§ Objective:
Look through the lines below and state how many hold the word "structured". Write only the number.

## begin Extracted records

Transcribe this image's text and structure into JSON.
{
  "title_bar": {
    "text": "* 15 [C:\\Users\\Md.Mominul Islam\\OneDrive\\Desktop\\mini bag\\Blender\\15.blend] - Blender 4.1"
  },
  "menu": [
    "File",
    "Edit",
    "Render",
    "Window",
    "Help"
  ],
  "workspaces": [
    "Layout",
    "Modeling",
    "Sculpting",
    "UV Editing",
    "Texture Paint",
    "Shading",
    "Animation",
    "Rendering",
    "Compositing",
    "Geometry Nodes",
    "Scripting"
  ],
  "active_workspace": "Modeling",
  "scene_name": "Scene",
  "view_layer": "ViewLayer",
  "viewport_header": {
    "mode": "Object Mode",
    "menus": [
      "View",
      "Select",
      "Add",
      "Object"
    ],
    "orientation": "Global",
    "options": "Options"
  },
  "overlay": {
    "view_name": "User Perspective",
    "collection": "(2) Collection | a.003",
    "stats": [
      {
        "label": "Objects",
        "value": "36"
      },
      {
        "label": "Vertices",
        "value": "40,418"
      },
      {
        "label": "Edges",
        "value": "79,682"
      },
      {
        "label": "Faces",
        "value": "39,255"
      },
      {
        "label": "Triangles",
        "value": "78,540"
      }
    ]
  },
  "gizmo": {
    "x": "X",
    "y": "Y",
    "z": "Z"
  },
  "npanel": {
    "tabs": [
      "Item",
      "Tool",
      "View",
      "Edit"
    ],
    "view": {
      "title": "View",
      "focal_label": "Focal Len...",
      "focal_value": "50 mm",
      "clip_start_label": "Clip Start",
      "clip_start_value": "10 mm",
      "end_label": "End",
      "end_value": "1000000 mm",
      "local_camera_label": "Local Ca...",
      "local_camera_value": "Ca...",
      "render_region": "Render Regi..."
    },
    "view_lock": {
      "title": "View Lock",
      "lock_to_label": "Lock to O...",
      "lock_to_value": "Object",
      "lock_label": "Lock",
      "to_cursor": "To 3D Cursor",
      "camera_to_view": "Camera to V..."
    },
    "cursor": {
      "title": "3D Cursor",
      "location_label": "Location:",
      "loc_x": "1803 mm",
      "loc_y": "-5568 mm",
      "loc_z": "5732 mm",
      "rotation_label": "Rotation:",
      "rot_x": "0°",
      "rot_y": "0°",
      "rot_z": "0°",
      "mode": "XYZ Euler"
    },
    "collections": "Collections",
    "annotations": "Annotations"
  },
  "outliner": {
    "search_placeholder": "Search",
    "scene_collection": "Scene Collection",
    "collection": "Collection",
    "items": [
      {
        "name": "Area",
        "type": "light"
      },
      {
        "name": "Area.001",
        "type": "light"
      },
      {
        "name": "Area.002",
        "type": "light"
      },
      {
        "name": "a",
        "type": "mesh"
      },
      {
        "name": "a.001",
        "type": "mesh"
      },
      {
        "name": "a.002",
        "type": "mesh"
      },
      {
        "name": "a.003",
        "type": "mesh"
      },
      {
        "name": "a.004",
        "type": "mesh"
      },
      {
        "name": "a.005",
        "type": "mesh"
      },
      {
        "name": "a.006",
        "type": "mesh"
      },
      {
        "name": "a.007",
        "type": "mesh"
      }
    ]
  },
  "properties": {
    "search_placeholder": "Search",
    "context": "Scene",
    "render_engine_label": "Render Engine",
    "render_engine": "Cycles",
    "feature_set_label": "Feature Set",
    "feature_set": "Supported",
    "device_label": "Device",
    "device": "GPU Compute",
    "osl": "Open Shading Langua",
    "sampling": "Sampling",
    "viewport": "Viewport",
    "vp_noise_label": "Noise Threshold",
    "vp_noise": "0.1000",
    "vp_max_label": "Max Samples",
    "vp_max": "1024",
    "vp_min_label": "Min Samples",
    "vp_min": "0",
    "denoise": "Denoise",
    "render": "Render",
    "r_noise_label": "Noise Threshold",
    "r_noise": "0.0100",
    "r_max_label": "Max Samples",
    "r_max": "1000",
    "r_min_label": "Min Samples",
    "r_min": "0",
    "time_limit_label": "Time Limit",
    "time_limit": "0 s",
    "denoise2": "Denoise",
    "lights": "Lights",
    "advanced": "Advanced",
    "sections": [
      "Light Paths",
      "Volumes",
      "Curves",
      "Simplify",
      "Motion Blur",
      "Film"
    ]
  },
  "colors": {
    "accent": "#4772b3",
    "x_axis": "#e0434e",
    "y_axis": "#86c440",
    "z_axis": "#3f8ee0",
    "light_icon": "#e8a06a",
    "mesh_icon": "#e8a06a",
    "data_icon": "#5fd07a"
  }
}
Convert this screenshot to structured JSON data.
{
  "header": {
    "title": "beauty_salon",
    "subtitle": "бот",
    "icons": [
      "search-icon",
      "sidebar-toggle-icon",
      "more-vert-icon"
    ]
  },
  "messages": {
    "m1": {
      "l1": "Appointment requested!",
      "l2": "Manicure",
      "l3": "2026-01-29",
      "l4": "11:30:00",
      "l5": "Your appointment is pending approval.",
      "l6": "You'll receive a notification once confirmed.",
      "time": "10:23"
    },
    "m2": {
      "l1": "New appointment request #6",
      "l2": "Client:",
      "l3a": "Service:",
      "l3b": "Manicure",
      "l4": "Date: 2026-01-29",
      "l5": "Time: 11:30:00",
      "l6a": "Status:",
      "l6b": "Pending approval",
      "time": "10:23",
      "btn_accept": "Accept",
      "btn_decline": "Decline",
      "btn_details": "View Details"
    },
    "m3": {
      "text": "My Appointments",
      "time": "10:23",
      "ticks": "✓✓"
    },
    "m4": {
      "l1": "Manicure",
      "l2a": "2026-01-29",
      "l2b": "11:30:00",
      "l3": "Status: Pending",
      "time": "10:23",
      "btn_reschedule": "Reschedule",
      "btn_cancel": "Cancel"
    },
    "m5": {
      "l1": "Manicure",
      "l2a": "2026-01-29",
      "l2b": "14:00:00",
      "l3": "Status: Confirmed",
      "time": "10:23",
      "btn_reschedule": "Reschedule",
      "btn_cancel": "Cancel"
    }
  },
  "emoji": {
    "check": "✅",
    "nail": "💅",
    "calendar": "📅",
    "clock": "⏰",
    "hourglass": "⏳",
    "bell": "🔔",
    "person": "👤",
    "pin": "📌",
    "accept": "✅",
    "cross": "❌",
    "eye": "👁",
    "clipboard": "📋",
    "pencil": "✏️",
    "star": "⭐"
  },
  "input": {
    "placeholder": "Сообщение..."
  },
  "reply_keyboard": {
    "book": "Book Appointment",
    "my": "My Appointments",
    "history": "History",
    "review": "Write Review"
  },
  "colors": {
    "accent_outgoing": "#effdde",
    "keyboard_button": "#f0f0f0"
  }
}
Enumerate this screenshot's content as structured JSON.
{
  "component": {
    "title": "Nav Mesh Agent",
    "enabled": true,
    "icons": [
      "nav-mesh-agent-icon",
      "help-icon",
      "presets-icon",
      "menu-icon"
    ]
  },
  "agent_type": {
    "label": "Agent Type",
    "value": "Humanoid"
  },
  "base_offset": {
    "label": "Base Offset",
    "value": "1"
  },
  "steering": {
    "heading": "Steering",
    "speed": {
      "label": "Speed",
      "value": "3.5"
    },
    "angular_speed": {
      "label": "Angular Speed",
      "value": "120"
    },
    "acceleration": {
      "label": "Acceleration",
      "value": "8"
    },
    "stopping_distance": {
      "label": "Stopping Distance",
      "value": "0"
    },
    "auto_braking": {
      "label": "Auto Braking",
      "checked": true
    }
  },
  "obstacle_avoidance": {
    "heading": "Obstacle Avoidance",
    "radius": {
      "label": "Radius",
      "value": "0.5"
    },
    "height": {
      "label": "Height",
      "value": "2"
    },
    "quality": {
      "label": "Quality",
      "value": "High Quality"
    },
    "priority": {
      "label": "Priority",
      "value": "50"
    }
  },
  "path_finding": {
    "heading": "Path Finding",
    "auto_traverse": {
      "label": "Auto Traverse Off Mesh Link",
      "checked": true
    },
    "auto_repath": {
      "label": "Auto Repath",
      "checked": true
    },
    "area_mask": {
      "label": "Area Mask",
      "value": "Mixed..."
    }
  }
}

## end Extracted records

§ Written reply:
2